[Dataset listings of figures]
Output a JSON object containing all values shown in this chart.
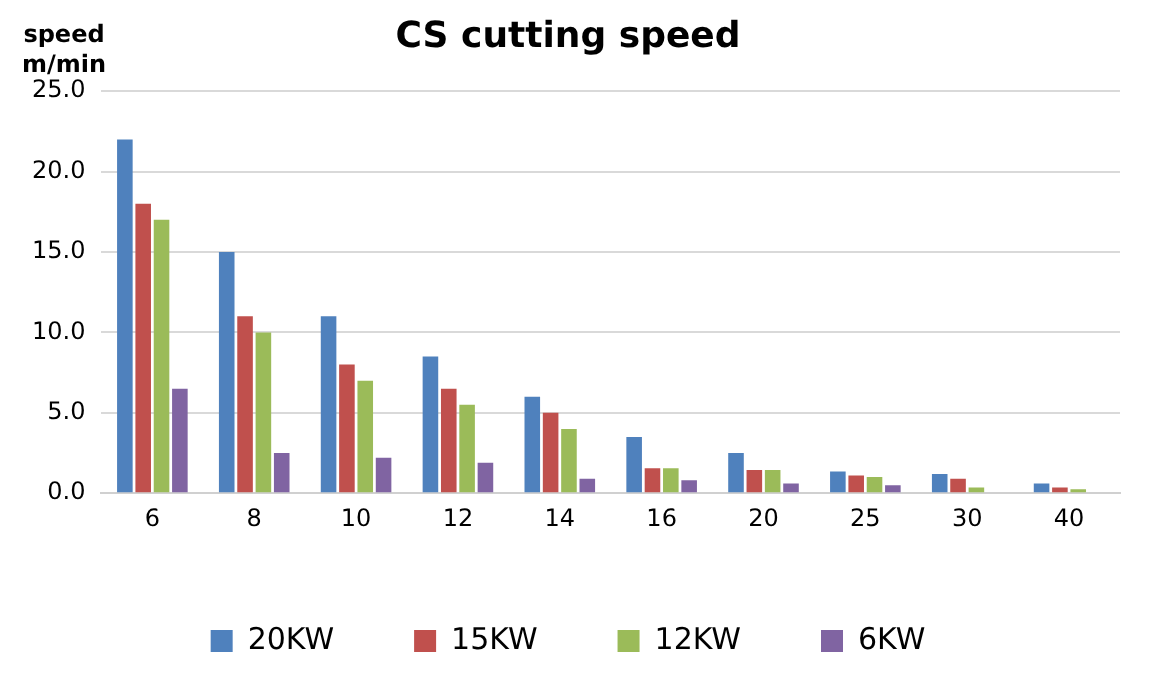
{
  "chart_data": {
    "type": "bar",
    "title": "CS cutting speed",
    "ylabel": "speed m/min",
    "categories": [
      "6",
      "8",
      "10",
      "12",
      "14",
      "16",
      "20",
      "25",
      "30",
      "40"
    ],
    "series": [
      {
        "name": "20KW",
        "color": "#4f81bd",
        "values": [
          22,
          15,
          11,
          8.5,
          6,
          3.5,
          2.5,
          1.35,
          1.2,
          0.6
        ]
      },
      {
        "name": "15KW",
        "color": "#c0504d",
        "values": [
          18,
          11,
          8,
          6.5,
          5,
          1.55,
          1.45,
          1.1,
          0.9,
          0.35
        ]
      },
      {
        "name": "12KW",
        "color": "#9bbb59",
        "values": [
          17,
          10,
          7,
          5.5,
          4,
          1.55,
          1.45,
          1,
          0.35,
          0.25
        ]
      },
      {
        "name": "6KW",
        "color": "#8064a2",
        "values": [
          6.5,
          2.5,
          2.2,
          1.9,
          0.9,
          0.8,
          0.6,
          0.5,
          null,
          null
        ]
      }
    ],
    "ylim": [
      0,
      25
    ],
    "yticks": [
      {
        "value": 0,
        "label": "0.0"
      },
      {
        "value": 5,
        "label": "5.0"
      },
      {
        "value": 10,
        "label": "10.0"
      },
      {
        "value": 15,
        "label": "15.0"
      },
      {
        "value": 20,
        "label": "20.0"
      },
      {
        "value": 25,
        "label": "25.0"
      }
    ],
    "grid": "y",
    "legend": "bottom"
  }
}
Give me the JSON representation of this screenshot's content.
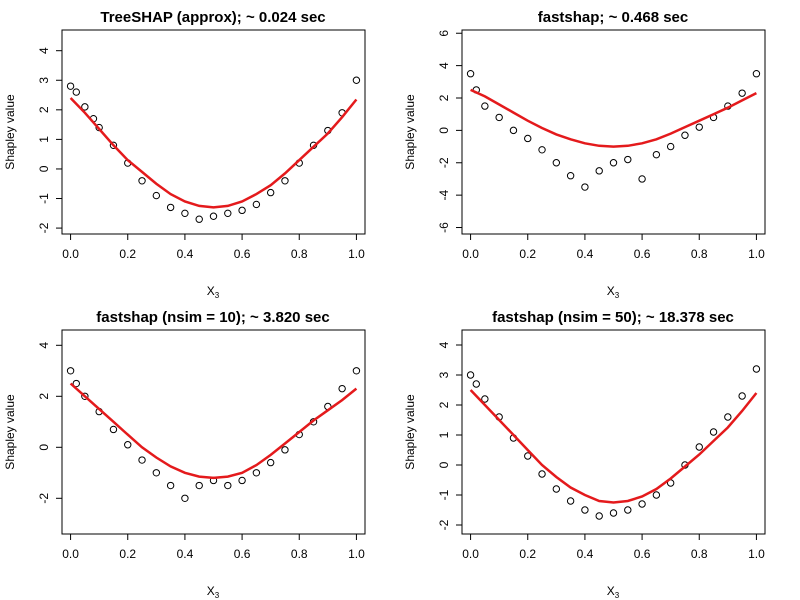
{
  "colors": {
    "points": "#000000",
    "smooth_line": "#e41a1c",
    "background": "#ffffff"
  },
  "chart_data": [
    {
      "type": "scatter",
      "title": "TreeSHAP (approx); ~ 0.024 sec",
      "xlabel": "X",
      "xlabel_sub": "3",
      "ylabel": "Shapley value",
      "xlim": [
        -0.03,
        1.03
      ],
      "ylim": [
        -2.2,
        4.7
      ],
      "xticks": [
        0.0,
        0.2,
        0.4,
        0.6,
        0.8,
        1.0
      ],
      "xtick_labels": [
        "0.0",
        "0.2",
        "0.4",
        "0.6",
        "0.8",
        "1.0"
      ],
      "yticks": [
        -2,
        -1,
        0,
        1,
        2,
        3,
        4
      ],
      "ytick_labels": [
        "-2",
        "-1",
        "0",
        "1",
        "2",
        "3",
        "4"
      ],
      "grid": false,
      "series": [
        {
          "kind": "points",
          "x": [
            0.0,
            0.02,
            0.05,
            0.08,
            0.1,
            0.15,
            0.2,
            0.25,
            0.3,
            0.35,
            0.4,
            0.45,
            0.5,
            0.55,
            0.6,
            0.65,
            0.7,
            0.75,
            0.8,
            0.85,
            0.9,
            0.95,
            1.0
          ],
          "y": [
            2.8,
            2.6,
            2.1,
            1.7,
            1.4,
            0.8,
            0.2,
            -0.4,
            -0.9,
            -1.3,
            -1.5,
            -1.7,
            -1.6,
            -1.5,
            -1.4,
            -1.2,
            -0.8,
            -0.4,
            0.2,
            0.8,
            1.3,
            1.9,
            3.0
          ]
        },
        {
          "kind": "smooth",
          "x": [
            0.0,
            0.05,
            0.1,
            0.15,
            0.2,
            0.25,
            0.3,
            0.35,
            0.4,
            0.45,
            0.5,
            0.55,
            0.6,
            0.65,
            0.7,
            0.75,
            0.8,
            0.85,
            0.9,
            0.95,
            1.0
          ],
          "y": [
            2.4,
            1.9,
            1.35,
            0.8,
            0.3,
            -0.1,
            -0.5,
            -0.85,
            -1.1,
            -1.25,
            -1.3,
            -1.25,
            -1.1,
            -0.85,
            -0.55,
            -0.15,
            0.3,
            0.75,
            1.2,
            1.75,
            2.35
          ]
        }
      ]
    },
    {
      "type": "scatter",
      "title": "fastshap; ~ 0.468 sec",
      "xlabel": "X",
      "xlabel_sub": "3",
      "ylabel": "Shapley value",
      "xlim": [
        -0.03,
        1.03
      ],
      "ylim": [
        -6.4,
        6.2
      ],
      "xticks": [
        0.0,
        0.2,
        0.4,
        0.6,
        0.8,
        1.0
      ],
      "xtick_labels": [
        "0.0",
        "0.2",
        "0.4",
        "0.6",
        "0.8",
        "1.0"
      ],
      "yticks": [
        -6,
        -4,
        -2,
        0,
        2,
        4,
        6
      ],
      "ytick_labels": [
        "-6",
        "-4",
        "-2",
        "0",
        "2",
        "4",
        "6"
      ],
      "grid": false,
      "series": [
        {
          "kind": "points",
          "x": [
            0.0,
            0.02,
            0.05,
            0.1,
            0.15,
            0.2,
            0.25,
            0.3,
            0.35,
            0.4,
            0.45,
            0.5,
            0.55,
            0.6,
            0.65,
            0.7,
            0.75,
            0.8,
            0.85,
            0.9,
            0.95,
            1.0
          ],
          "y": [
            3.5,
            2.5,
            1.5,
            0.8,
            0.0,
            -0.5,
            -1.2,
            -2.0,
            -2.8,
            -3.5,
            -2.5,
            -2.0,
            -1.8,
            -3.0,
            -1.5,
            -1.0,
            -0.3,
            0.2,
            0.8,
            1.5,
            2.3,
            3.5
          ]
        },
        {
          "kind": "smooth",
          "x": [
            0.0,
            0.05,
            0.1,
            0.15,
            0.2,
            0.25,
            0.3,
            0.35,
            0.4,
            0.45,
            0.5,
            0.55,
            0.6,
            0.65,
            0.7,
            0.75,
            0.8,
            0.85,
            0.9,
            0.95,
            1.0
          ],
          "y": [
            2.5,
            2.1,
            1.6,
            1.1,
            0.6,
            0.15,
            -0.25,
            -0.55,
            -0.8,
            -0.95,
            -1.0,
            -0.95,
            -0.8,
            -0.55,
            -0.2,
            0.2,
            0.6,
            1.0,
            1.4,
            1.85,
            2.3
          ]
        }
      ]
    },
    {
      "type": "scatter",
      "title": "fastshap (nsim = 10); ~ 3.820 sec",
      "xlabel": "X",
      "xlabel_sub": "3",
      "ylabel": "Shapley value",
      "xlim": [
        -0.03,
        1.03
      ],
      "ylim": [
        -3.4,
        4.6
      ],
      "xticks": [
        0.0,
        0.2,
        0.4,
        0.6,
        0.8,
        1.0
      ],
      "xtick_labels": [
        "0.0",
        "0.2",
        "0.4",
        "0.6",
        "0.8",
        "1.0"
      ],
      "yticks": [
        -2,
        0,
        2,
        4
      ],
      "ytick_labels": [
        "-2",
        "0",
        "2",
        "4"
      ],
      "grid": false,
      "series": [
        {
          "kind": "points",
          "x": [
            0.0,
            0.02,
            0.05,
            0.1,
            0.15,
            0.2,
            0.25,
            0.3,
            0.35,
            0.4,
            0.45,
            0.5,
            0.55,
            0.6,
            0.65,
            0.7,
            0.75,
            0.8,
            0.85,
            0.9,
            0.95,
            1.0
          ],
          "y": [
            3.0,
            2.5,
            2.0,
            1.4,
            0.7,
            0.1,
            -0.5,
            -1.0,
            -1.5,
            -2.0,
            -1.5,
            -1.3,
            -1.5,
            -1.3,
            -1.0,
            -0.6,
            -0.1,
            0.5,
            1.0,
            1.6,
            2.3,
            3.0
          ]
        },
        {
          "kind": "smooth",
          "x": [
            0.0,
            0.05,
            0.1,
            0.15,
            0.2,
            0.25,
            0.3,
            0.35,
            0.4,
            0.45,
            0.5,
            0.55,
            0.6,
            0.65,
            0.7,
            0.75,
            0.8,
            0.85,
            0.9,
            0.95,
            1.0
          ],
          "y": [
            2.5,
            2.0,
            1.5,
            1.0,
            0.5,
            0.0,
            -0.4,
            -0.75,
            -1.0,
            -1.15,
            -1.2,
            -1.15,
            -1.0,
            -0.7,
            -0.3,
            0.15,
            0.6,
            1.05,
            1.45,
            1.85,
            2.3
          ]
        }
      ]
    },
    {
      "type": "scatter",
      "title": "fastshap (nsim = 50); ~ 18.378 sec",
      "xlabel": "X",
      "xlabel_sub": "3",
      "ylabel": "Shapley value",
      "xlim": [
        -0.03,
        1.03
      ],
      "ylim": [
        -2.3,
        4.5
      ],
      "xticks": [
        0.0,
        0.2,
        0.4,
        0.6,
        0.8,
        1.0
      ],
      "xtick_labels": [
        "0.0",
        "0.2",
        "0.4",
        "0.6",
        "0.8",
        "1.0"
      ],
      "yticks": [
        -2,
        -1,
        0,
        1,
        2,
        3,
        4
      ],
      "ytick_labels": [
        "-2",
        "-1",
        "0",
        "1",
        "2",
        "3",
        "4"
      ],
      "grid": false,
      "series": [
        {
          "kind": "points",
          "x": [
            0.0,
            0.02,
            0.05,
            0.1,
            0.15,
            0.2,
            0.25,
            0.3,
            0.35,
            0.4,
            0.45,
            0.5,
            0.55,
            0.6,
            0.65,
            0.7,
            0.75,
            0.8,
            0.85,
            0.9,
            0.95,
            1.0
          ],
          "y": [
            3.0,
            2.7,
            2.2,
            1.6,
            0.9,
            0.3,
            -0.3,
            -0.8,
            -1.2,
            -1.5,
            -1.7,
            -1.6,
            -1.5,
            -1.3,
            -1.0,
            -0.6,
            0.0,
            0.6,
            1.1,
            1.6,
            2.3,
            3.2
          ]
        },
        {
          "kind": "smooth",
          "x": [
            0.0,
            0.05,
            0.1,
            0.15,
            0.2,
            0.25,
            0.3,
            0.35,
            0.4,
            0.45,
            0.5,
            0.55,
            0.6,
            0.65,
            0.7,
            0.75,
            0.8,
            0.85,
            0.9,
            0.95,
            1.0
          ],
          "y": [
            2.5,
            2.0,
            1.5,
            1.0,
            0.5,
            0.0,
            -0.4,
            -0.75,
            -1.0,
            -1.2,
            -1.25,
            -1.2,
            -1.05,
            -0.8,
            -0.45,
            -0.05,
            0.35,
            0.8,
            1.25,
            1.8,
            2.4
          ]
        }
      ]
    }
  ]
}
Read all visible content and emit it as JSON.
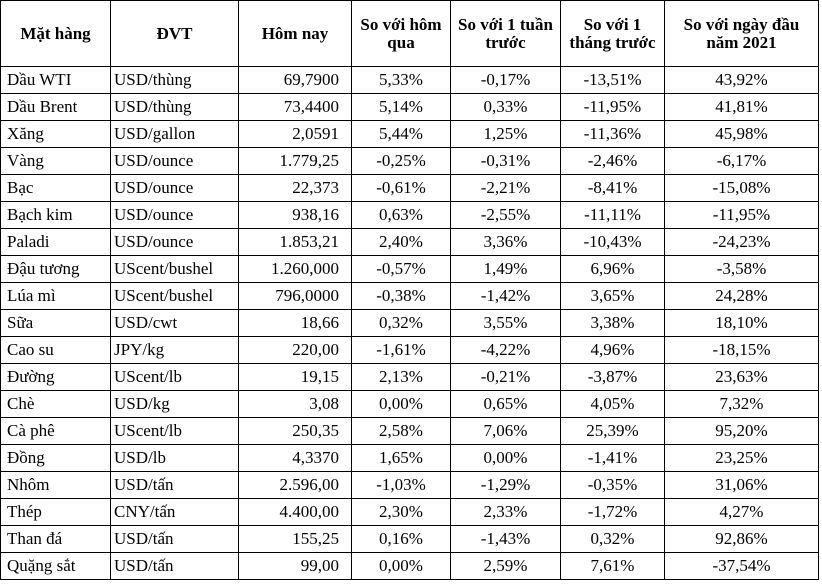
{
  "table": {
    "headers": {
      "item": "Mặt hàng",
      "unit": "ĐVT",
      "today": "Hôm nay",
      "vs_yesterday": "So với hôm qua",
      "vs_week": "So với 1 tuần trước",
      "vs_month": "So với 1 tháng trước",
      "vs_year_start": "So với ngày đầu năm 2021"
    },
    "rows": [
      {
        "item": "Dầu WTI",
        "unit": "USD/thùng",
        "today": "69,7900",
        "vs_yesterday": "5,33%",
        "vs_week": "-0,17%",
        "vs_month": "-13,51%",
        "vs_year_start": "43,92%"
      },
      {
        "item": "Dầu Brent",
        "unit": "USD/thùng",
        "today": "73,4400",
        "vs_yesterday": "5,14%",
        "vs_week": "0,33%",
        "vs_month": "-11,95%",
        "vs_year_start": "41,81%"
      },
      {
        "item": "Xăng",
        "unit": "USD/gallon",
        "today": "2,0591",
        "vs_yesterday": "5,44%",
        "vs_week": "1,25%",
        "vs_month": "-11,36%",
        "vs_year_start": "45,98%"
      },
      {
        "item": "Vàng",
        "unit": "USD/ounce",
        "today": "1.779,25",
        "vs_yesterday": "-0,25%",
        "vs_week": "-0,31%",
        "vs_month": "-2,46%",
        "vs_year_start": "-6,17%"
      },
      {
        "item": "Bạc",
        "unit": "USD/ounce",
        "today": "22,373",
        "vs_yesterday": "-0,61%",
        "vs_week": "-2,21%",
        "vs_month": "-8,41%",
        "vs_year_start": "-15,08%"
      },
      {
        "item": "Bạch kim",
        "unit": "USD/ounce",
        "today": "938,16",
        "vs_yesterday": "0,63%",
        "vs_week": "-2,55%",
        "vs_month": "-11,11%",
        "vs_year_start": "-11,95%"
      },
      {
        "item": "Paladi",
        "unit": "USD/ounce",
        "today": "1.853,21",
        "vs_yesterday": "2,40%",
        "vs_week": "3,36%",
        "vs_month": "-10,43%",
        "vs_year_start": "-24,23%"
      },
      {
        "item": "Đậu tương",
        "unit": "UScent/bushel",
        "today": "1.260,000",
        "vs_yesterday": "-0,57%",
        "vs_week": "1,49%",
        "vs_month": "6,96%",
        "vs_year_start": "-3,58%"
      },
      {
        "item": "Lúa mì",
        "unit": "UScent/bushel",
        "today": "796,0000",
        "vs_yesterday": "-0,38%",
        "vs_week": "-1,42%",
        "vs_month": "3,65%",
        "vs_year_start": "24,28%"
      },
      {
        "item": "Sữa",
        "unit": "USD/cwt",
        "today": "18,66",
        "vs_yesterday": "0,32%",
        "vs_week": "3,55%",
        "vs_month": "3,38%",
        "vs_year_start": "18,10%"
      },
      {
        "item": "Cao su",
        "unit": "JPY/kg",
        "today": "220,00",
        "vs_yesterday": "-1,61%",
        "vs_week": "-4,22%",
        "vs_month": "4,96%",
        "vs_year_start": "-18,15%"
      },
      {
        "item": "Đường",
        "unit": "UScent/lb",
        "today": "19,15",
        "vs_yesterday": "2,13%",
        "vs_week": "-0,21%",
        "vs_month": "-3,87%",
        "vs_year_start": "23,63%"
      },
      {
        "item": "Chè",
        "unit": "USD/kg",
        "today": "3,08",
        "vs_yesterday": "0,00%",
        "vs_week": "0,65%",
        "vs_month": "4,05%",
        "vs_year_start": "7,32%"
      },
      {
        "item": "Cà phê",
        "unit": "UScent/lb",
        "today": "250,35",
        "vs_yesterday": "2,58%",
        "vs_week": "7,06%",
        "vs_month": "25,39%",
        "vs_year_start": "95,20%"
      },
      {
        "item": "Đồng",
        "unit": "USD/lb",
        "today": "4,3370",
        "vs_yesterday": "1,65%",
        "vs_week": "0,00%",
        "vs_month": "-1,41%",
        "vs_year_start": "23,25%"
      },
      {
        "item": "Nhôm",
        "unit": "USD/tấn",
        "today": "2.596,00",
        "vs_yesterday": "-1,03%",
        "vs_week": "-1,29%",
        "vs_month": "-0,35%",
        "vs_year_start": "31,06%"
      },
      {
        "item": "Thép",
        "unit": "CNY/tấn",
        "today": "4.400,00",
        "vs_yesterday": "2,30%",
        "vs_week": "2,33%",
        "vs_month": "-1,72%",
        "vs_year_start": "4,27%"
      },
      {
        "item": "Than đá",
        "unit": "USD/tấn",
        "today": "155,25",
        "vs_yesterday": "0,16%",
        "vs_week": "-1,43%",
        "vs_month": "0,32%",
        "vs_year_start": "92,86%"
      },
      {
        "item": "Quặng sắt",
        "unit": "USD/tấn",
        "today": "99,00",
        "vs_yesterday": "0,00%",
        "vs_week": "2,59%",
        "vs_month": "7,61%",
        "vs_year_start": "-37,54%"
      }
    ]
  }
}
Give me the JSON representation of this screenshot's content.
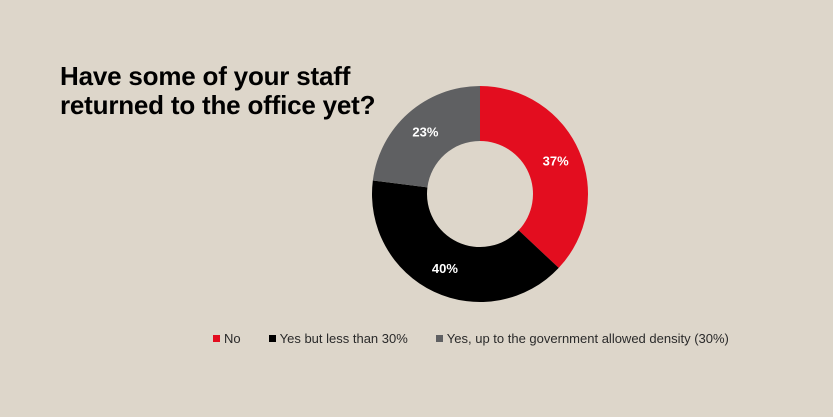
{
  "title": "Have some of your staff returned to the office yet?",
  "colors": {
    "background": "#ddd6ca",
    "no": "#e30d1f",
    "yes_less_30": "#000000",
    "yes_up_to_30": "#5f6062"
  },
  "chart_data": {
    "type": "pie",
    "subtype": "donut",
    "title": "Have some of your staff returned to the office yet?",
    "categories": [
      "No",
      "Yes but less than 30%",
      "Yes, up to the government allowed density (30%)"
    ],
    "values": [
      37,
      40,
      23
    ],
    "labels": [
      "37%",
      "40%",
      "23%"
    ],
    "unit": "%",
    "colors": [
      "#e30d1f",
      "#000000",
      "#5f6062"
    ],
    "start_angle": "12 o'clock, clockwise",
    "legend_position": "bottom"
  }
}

> The task
From the data above, gather every line that includes the word "background".

> Finished task
    "background": "#ffffff"
    "background": "#ddd6ca",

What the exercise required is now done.